- **Records supplied**:
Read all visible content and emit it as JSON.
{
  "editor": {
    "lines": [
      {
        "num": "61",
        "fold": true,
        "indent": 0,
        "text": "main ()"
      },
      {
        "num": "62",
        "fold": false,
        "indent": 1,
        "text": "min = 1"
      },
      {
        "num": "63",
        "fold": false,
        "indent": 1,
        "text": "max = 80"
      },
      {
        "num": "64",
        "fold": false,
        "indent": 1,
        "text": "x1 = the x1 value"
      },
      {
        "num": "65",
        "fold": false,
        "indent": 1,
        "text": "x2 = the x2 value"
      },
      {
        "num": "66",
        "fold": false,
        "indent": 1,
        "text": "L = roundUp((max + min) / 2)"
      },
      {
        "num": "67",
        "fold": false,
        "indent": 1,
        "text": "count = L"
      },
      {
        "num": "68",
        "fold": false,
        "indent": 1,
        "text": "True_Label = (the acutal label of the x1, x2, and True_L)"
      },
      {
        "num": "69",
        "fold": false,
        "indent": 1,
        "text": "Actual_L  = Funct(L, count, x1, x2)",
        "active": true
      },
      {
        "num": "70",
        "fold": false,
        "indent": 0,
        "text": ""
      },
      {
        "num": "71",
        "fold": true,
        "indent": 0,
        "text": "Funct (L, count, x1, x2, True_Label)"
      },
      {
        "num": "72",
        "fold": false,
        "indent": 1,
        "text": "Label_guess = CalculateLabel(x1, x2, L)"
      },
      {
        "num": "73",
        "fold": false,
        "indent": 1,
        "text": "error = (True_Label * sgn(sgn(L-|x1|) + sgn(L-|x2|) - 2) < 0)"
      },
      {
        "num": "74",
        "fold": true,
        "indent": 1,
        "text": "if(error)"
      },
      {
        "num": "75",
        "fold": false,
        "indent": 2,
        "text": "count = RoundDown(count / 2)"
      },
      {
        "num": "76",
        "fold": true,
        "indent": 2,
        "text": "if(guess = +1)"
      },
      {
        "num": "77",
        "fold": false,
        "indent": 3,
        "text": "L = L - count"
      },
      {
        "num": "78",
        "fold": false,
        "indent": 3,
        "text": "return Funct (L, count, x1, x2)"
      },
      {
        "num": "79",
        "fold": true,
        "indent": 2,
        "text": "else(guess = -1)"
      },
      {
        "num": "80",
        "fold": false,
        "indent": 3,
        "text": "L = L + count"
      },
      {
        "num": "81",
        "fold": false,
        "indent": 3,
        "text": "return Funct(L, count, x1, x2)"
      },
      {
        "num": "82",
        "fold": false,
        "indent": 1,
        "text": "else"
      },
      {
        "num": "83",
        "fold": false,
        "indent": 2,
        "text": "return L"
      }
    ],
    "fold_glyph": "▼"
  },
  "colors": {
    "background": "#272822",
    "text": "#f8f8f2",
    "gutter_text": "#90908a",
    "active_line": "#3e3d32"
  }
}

- **To be done**: Check each line above for the word "value" and give the number of lines that have it, nothing else.

- **Complete response**: 2